AIM -> Format every line of the records below as a numbered list, dropping blank lines and leaving the pictures out.

···

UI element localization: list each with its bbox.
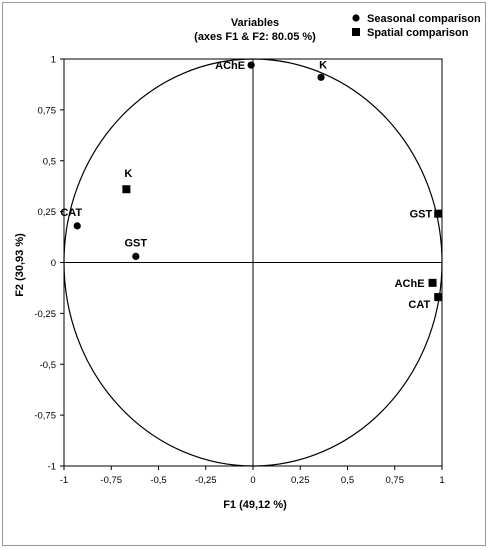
x-tick-label: -0,25 bbox=[195, 475, 217, 486]
point-label: AChE bbox=[215, 60, 245, 72]
legend-entry-label: Seasonal comparison bbox=[367, 13, 481, 25]
spatial-point-marker bbox=[434, 293, 443, 302]
point-label: K bbox=[124, 168, 132, 180]
figure-frame bbox=[2, 2, 486, 546]
x-tick-label: -0,75 bbox=[100, 475, 122, 486]
seasonal-point-marker bbox=[317, 73, 325, 81]
point-label: AChE bbox=[395, 278, 425, 290]
legend-square-marker bbox=[352, 28, 360, 36]
plot-area: -1 -1 -0,75 -0,75 -0,5 -0,5 -0,25 -0,25 0 0 0,25 0,… bbox=[34, 55, 444, 487]
x-tick-label: 1 bbox=[439, 475, 444, 486]
y-tick-label: 0 bbox=[51, 258, 56, 269]
seasonal-point-marker bbox=[73, 222, 81, 230]
seasonal-point-marker bbox=[132, 252, 140, 260]
chart-title: Variables bbox=[231, 17, 279, 29]
point-label: CAT bbox=[408, 299, 430, 311]
y-tick-label: 0,5 bbox=[43, 156, 56, 167]
y-axis-label: F2 (30,93 %) bbox=[14, 233, 26, 297]
point-label: GST bbox=[410, 209, 433, 221]
seasonal-point-marker bbox=[247, 61, 255, 69]
chart-subtitle: (axes F1 & F2: 80.05 %) bbox=[194, 31, 316, 43]
point-label: CAT bbox=[60, 207, 82, 219]
spatial-point-marker bbox=[122, 185, 131, 194]
spatial-point-marker bbox=[434, 209, 443, 218]
point-label: GST bbox=[125, 237, 148, 249]
x-tick-label: -1 bbox=[60, 475, 68, 486]
legend-circle-marker bbox=[352, 14, 360, 22]
point-label: K bbox=[319, 59, 327, 71]
y-tick-label: -0,5 bbox=[40, 360, 56, 371]
x-axis-label: F1 (49,12 %) bbox=[223, 499, 287, 511]
y-tick-label: 1 bbox=[51, 55, 56, 66]
x-tick-label: 0,25 bbox=[291, 475, 310, 486]
x-tick-label: -0,5 bbox=[150, 475, 166, 486]
spatial-point-marker bbox=[428, 278, 437, 287]
x-tick-label: 0 bbox=[250, 475, 255, 486]
y-tick-label: -0,25 bbox=[34, 309, 56, 320]
x-tick-label: 0,5 bbox=[341, 475, 354, 486]
x-tick-label: 0,75 bbox=[386, 475, 405, 486]
y-tick-label: -1 bbox=[48, 462, 56, 473]
y-tick-label: 0,75 bbox=[38, 105, 57, 116]
legend: Seasonal comparison Spatial comparison bbox=[352, 13, 481, 39]
y-tick-label: 0,25 bbox=[38, 207, 57, 218]
y-tick-label: -0,75 bbox=[34, 411, 56, 422]
legend-entry-label: Spatial comparison bbox=[367, 27, 469, 39]
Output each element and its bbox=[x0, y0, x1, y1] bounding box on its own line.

···

REPLY ->
1. UI element localization: list each with its bbox.
2. x-tick-label: -0,25 bbox=[195, 475, 217, 486]
3. point-label: AChE bbox=[215, 60, 245, 72]
4. legend-entry-label: Seasonal comparison bbox=[367, 13, 481, 25]
5. spatial-point-marker bbox=[434, 293, 443, 302]
6. point-label: K bbox=[124, 168, 132, 180]
7. figure-frame bbox=[2, 2, 486, 546]
8. x-tick-label: -0,75 bbox=[100, 475, 122, 486]
9. seasonal-point-marker bbox=[317, 73, 325, 81]
10. point-label: AChE bbox=[395, 278, 425, 290]
11. legend-square-marker bbox=[352, 28, 360, 36]
12. plot-area: -1 -1 -0,75 -0,75 -0,5 -0,5 -0,25 -0,25 0 0 0,25 0,… bbox=[34, 55, 444, 487]
13. x-tick-label: 1 bbox=[439, 475, 444, 486]
14. y-tick-label: 0 bbox=[51, 258, 56, 269]
15. seasonal-point-marker bbox=[73, 222, 81, 230]
16. seasonal-point-marker bbox=[132, 252, 140, 260]
17. chart-title: Variables bbox=[231, 17, 279, 29]
18. point-label: CAT bbox=[408, 299, 430, 311]
19. y-tick-label: 0,5 bbox=[43, 156, 56, 167]
20. y-axis-label: F2 (30,93 %) bbox=[14, 233, 26, 297]
21. point-label: GST bbox=[410, 209, 433, 221]
22. seasonal-point-marker bbox=[247, 61, 255, 69]
23. chart-subtitle: (axes F1 & F2: 80.05 %) bbox=[194, 31, 316, 43]
24. point-label: CAT bbox=[60, 207, 82, 219]
25. spatial-point-marker bbox=[122, 185, 131, 194]
26. spatial-point-marker bbox=[434, 209, 443, 218]
27. point-label: GST bbox=[125, 237, 148, 249]
28. x-tick-label: -1 bbox=[60, 475, 68, 486]
29. legend-circle-marker bbox=[352, 14, 360, 22]
30. point-label: K bbox=[319, 59, 327, 71]
31. y-tick-label: -0,5 bbox=[40, 360, 56, 371]
32. x-axis-label: F1 (49,12 %) bbox=[223, 499, 287, 511]
33. y-tick-label: 1 bbox=[51, 55, 56, 66]
34. x-tick-label: 0,25 bbox=[291, 475, 310, 486]
35. x-tick-label: -0,5 bbox=[150, 475, 166, 486]
36. spatial-point-marker bbox=[428, 278, 437, 287]
37. x-tick-label: 0 bbox=[250, 475, 255, 486]
38. y-tick-label: -0,25 bbox=[34, 309, 56, 320]
39. x-tick-label: 0,5 bbox=[341, 475, 354, 486]
40. x-tick-label: 0,75 bbox=[386, 475, 405, 486]
41. y-tick-label: -1 bbox=[48, 462, 56, 473]
42. y-tick-label: 0,75 bbox=[38, 105, 57, 116]
43. legend: Seasonal comparison Spatial comparison bbox=[352, 13, 481, 39]
44. y-tick-label: 0,25 bbox=[38, 207, 57, 218]
45. y-tick-label: -0,75 bbox=[34, 411, 56, 422]
46. legend-entry-label: Spatial comparison bbox=[367, 27, 469, 39]
47. Output each element and its bbox=[x0, y0, x1, y1] bounding box on its own line.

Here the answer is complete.